[Stored records]
▬▬▬
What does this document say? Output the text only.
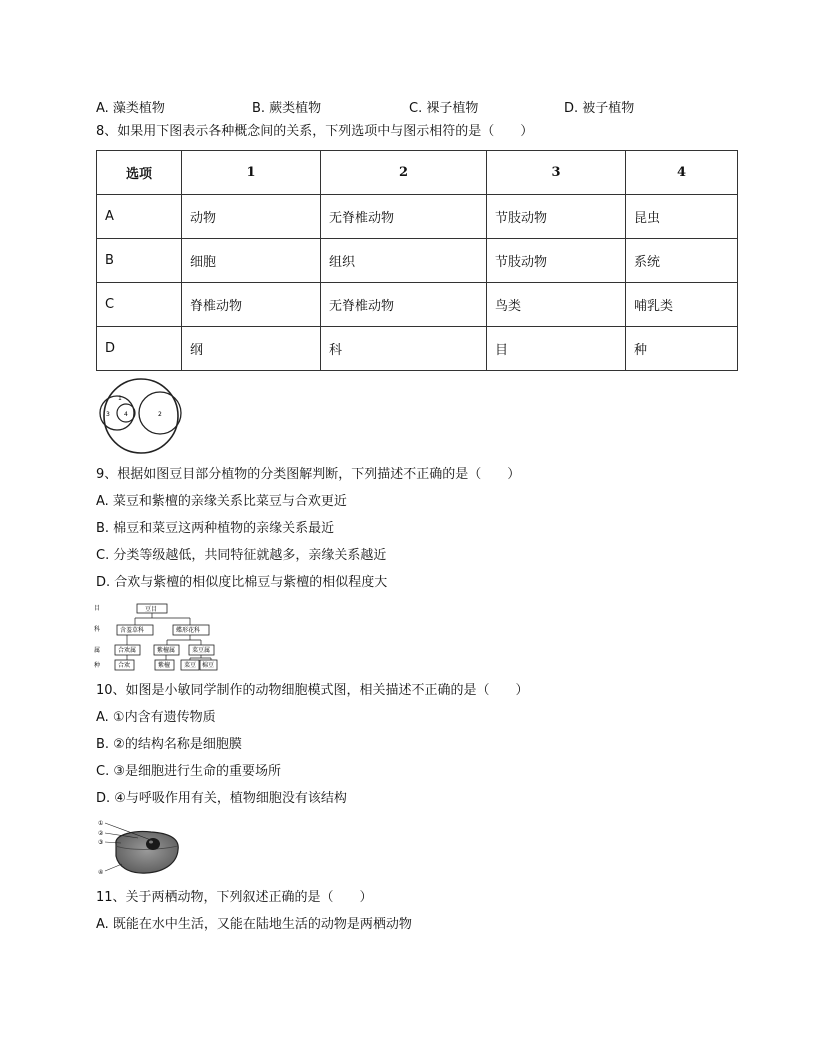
A. 藻类植物	B. 蕨类植物	C. 裸子植物	D. 被子植物
8、如果用下图表示各种概念间的关系，下列选项中与图示相符的是（　　）
选项	1	2	3	4
A	动物	无脊椎动物	节肢动物	昆虫
B	细胞	组织	节肢动物	系统
C	脊椎动物	无脊椎动物	鸟类	哺乳类
D	纲	科	目	种
1
3 4	2
9、根据如图豆目部分植物的分类图解判断，下列描述不正确的是（　　）
A. 菜豆和紫檀的亲缘关系比菜豆与合欢更近
B. 棉豆和菜豆这两种植物的亲缘关系最近
C. 分类等级越低，共同特征就越多，亲缘关系越近
D. 合欢与紫檀的相似度比棉豆与紫檀的相似程度大
目
科
属
种
豆目
含羞草科	蝶形花科
合欢属	紫檀属	菜豆属
合欢	紫檀 菜豆 棉豆
10、如图是小敏同学制作的动物细胞模式图，相关描述不正确的是（　　）
A. ①内含有遗传物质
B. ②的结构名称是细胞膜
C. ③是细胞进行生命的重要场所
D. ④与呼吸作用有关，植物细胞没有该结构
①
②
③
④
11、关于两栖动物，下列叙述正确的是（　　）
A. 既能在水中生活，又能在陆地生活的动物是两栖动物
▬▬▬
- **Given task**:
Pictures are not part of the copy; reproduce everything else in the records exactly.

- **Result below**:
What does this document say? Output the text only.
A. 藻类植物	B. 蕨类植物	C. 裸子植物	D. 被子植物
8、如果用下图表示各种概念间的关系，下列选项中与图示相符的是（　　）
选项	1	2	3	4
A	动物	无脊椎动物	节肢动物	昆虫
B	细胞	组织	节肢动物	系统
C	脊椎动物	无脊椎动物	鸟类	哺乳类
D	纲	科	目	种
1
3 4	2
9、根据如图豆目部分植物的分类图解判断，下列描述不正确的是（　　）
A. 菜豆和紫檀的亲缘关系比菜豆与合欢更近
B. 棉豆和菜豆这两种植物的亲缘关系最近
C. 分类等级越低，共同特征就越多，亲缘关系越近
D. 合欢与紫檀的相似度比棉豆与紫檀的相似程度大
目
科
属
种
豆目
含羞草科	蝶形花科
合欢属	紫檀属	菜豆属
合欢	紫檀 菜豆 棉豆
10、如图是小敏同学制作的动物细胞模式图，相关描述不正确的是（　　）
A. ①内含有遗传物质
B. ②的结构名称是细胞膜
C. ③是细胞进行生命的重要场所
D. ④与呼吸作用有关，植物细胞没有该结构
①
②
③
④
11、关于两栖动物，下列叙述正确的是（　　）
A. 既能在水中生活，又能在陆地生活的动物是两栖动物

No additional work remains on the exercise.